>> start THE RECORDS

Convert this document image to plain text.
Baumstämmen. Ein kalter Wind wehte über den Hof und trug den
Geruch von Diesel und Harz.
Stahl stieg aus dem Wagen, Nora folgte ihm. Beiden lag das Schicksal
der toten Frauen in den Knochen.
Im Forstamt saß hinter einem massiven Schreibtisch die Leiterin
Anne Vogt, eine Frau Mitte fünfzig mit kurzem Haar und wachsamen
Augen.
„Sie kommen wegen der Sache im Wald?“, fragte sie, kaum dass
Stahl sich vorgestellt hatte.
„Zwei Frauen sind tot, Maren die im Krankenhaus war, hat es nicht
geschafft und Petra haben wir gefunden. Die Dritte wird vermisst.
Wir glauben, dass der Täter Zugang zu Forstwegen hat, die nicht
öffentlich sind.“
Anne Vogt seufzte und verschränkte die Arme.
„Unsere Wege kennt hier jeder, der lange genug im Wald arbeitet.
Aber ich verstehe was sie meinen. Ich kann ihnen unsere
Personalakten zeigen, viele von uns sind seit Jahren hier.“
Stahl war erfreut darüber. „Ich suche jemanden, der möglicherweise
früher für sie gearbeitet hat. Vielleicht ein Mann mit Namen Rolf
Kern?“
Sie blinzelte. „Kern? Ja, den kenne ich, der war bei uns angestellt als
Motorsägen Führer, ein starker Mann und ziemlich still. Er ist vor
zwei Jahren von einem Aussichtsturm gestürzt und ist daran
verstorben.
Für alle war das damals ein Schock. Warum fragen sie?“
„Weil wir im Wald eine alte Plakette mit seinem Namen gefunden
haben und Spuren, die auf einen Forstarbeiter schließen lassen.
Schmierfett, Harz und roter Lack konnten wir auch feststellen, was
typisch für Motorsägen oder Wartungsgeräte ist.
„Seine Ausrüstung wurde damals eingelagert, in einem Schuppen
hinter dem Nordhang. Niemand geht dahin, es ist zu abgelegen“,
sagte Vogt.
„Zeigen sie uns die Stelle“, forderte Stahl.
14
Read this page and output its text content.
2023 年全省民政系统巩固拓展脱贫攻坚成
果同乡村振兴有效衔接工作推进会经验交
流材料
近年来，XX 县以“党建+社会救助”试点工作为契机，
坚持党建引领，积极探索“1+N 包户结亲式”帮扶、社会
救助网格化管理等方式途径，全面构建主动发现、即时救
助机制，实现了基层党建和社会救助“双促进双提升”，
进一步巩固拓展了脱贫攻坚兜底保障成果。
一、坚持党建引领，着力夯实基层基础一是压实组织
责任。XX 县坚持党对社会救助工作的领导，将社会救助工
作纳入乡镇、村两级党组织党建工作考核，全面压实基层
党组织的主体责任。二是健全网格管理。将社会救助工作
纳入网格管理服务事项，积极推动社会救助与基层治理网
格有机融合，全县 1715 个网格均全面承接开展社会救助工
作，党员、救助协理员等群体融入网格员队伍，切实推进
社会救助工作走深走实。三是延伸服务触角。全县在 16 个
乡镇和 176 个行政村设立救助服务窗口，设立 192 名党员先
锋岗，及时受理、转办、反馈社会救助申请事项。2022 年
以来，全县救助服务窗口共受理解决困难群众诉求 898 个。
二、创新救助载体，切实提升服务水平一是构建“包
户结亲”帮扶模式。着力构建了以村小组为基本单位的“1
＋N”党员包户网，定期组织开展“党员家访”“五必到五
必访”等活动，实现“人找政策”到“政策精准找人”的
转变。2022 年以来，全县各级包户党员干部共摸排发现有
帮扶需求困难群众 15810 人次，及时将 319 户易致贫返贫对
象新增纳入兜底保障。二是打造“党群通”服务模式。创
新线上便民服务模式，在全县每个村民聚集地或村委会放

>> end THE RECORDS

= AIM OF THE EXERCISE =
Tally how many lines of the material contain the word "text". The answer must be the number and nothing else.

= RESULT FOR THIS TASK =
2